++++ INFORMATION SUPPLIED ++++
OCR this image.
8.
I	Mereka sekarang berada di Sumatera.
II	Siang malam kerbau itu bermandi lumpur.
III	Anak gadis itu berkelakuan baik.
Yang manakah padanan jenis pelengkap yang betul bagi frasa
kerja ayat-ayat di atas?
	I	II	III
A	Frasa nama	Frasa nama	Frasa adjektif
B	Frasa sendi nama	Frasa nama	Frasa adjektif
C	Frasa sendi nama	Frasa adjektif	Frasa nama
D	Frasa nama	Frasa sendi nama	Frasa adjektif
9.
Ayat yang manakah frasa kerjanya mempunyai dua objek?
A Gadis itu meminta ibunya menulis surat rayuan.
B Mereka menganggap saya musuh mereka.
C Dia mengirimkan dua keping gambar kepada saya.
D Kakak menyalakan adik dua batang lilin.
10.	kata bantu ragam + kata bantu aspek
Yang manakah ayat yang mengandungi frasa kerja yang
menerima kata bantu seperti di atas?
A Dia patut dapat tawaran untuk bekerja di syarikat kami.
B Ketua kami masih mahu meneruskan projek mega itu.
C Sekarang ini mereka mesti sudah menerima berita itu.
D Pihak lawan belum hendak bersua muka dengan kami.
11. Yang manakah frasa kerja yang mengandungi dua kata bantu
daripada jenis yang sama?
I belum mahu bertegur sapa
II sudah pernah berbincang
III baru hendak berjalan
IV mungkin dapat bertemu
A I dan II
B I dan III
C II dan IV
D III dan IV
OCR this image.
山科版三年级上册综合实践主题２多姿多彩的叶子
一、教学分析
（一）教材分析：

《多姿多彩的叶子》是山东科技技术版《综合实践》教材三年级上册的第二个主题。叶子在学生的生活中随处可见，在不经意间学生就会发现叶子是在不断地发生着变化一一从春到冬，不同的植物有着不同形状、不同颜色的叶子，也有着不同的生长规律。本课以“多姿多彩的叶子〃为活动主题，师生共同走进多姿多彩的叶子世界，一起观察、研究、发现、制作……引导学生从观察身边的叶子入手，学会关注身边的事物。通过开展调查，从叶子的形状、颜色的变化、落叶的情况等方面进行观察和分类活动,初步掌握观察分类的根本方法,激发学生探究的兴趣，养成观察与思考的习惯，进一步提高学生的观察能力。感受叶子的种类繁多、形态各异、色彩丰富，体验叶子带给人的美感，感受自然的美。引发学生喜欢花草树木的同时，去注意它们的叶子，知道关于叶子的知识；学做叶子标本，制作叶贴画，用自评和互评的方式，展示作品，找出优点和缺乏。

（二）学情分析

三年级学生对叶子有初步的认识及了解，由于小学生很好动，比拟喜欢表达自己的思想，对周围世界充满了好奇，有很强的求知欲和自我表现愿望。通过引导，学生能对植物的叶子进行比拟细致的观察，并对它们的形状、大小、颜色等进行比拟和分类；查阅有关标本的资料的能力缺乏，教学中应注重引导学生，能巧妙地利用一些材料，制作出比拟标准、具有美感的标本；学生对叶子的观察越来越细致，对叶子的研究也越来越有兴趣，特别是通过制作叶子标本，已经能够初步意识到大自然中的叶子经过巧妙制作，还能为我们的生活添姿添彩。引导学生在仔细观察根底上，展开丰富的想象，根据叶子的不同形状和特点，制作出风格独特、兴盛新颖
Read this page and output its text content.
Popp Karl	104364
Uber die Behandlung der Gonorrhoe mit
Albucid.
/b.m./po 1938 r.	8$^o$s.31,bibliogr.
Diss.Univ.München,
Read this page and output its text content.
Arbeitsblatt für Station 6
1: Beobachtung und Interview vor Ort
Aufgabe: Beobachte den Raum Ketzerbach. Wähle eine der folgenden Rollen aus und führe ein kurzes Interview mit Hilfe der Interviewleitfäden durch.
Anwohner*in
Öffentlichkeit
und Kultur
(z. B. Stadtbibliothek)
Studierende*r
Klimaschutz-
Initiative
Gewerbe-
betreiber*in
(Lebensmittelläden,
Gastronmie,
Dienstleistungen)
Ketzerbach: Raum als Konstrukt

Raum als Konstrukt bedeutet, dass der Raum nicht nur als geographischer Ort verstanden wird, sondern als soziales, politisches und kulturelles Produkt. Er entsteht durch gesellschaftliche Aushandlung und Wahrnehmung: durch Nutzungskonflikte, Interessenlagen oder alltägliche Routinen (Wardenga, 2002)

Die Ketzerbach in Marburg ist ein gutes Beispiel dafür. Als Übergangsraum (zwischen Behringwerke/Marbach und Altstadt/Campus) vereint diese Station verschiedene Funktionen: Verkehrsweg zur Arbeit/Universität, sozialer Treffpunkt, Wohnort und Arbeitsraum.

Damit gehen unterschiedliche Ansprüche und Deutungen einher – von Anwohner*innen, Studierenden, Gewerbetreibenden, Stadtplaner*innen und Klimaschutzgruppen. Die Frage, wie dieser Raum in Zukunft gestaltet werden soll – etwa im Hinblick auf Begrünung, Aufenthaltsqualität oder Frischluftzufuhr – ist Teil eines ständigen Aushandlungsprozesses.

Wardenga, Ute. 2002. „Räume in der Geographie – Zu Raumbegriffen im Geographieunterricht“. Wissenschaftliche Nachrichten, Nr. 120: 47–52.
++++
Look through the entries above. Extract each line with the word "mengandungi".

• _SOLUTION TO THIS TASK_:
Yang manakah ayat yang mengandungi frasa kerja yang
11. Yang manakah frasa kerja yang mengandungi dua kata bantu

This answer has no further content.